Set problem:
Please say how many lines of the listing hold "Trái", with no other words in the answer.

Data section:
--------------------
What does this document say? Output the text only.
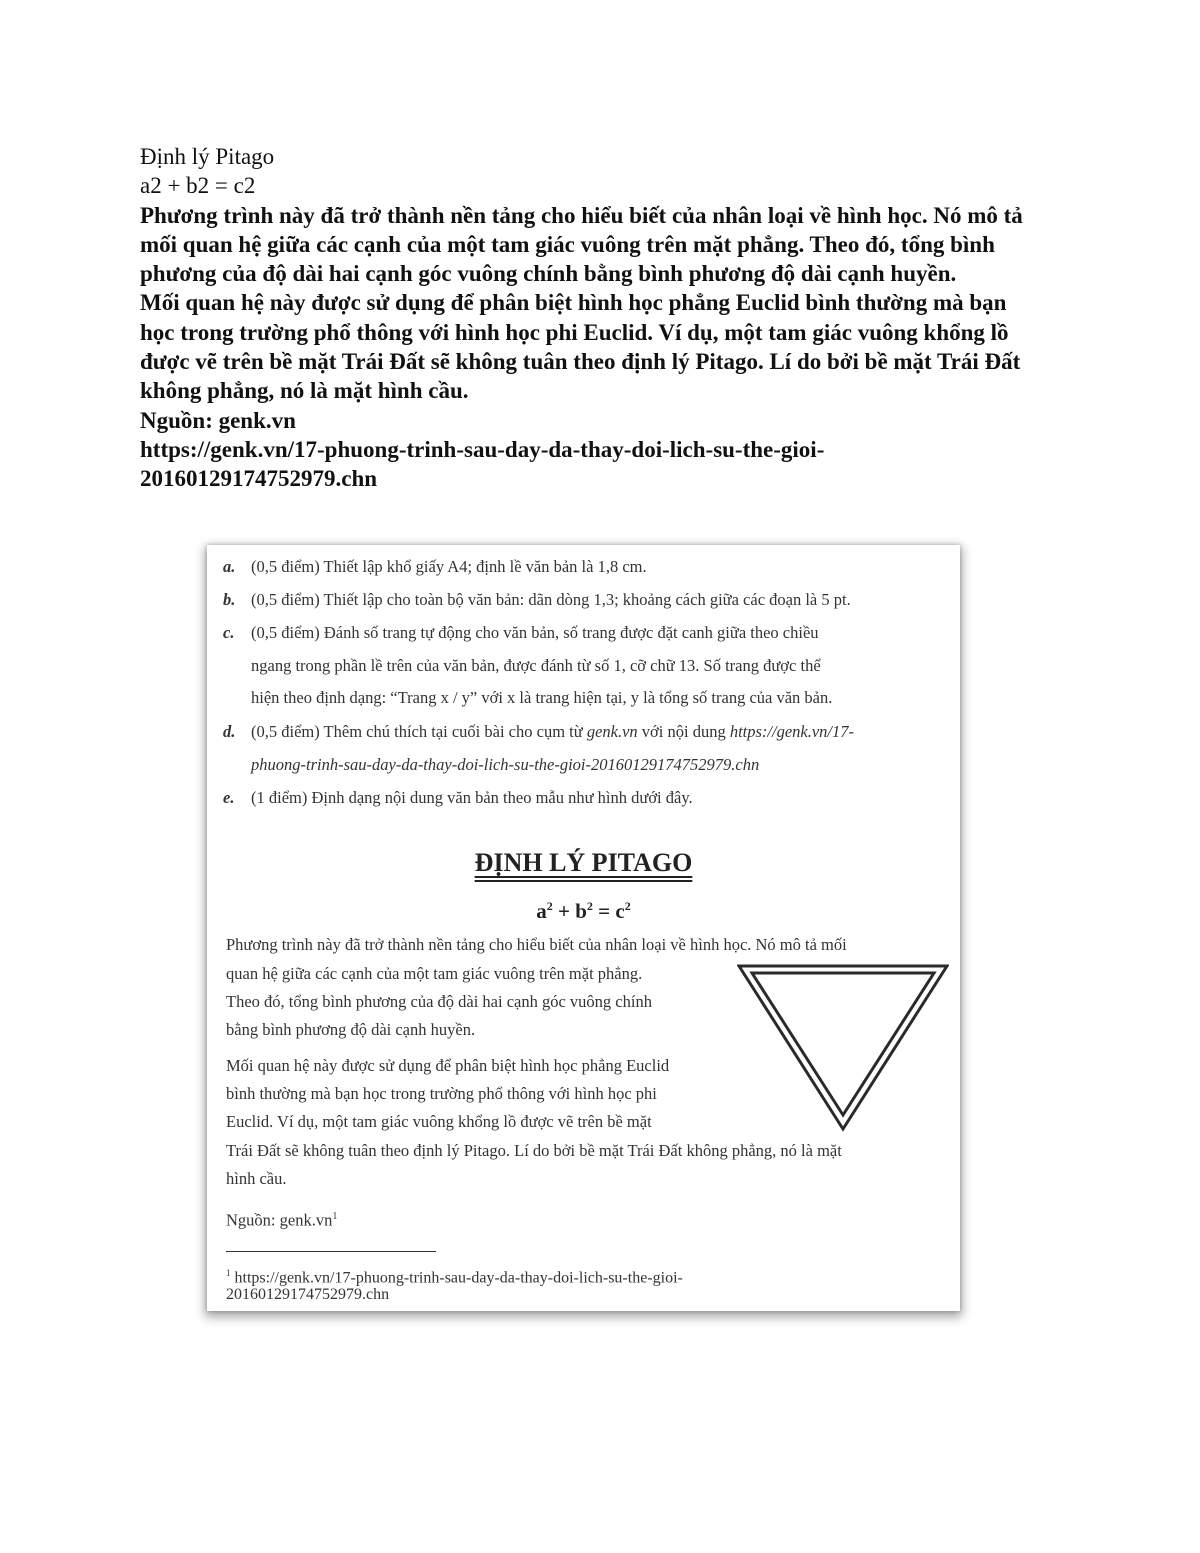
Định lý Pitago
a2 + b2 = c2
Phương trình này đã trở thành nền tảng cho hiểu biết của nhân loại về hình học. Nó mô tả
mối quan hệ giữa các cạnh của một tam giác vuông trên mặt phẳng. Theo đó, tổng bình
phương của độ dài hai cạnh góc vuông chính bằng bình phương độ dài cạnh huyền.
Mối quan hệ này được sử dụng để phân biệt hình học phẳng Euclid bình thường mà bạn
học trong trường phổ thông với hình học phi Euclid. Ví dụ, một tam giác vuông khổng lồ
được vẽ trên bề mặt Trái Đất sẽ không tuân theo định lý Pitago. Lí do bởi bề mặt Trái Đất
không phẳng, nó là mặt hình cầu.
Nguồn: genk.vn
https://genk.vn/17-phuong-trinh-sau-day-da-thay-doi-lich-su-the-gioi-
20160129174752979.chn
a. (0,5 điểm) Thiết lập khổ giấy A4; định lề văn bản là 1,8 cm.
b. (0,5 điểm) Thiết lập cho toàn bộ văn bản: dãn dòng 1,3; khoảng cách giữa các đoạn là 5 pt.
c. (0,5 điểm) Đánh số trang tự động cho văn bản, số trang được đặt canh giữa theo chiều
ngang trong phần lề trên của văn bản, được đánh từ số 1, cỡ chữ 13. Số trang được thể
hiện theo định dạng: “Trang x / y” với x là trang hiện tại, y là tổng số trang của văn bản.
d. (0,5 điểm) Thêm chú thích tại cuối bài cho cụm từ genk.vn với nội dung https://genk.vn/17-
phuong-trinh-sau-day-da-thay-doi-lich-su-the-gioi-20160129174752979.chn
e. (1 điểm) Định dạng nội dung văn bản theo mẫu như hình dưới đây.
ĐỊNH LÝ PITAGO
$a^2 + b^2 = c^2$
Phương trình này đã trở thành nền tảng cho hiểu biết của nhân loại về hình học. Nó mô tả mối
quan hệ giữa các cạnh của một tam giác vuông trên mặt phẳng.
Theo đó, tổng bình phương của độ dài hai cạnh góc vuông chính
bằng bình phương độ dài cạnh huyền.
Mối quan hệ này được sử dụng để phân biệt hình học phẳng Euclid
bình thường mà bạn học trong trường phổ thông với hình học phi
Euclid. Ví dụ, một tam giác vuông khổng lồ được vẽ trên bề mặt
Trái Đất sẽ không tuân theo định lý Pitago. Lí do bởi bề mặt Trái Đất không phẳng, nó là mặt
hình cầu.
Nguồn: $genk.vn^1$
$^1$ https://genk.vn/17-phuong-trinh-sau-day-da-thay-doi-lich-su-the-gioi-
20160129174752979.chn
--------------------
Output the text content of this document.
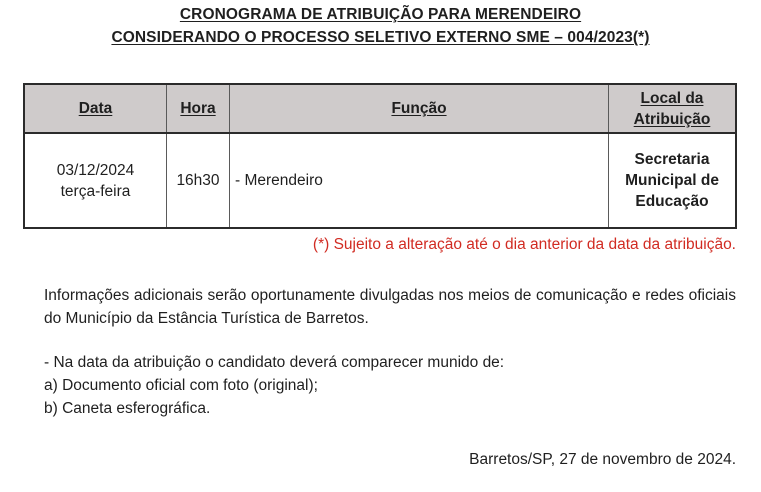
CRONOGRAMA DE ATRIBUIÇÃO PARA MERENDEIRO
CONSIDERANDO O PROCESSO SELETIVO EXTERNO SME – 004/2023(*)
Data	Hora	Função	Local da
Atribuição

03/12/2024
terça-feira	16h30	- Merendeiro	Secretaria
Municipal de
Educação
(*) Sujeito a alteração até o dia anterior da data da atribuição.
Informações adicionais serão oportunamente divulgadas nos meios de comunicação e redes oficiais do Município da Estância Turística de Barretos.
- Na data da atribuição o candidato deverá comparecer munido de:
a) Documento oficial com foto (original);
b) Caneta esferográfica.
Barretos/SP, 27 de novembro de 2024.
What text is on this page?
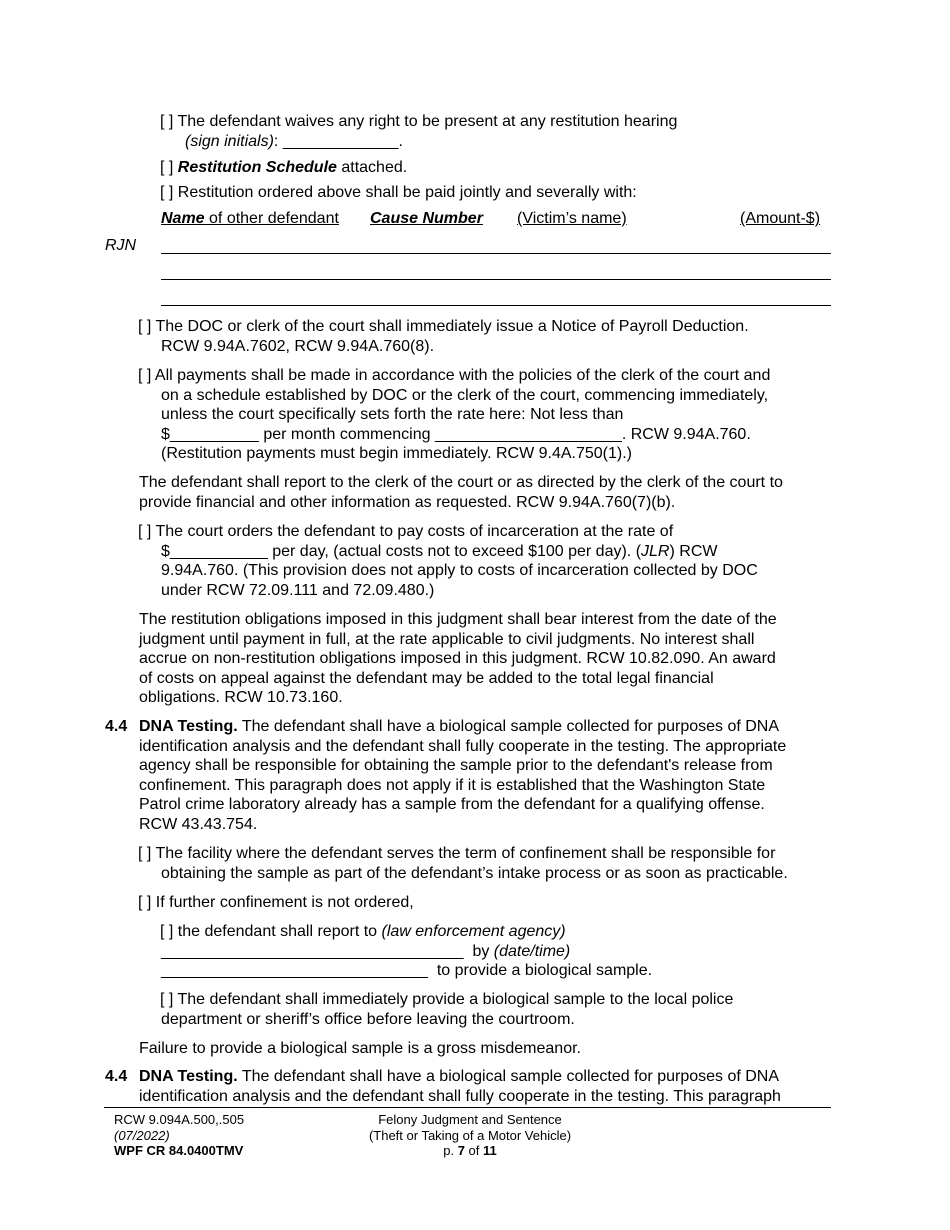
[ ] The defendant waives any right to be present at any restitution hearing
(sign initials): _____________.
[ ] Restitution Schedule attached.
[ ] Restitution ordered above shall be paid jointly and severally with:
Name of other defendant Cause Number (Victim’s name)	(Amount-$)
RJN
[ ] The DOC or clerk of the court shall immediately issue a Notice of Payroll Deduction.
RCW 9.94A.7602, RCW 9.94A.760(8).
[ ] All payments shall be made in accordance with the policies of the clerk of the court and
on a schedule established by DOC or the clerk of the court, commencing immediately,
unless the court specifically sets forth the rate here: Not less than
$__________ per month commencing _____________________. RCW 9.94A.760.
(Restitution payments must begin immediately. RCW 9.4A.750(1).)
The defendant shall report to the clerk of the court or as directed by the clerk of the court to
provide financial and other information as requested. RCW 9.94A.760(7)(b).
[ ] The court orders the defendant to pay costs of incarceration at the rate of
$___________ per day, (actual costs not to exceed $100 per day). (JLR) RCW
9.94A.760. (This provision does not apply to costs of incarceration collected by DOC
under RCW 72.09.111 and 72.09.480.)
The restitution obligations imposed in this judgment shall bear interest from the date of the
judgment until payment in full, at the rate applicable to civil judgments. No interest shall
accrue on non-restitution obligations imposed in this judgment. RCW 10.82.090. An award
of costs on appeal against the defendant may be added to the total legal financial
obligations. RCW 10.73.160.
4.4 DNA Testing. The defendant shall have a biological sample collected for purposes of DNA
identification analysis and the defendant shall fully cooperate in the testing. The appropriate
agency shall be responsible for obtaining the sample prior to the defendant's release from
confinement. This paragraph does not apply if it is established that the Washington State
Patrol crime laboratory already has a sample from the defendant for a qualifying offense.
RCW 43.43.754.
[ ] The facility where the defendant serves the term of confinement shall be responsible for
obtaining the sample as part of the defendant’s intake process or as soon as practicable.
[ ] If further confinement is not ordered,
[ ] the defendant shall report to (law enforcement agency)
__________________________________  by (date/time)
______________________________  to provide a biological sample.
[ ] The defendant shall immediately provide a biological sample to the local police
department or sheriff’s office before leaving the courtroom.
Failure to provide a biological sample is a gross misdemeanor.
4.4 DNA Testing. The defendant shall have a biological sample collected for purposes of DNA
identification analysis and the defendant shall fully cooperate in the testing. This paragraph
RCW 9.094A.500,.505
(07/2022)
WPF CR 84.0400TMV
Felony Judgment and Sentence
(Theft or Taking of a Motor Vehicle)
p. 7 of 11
--------------------
Result:
2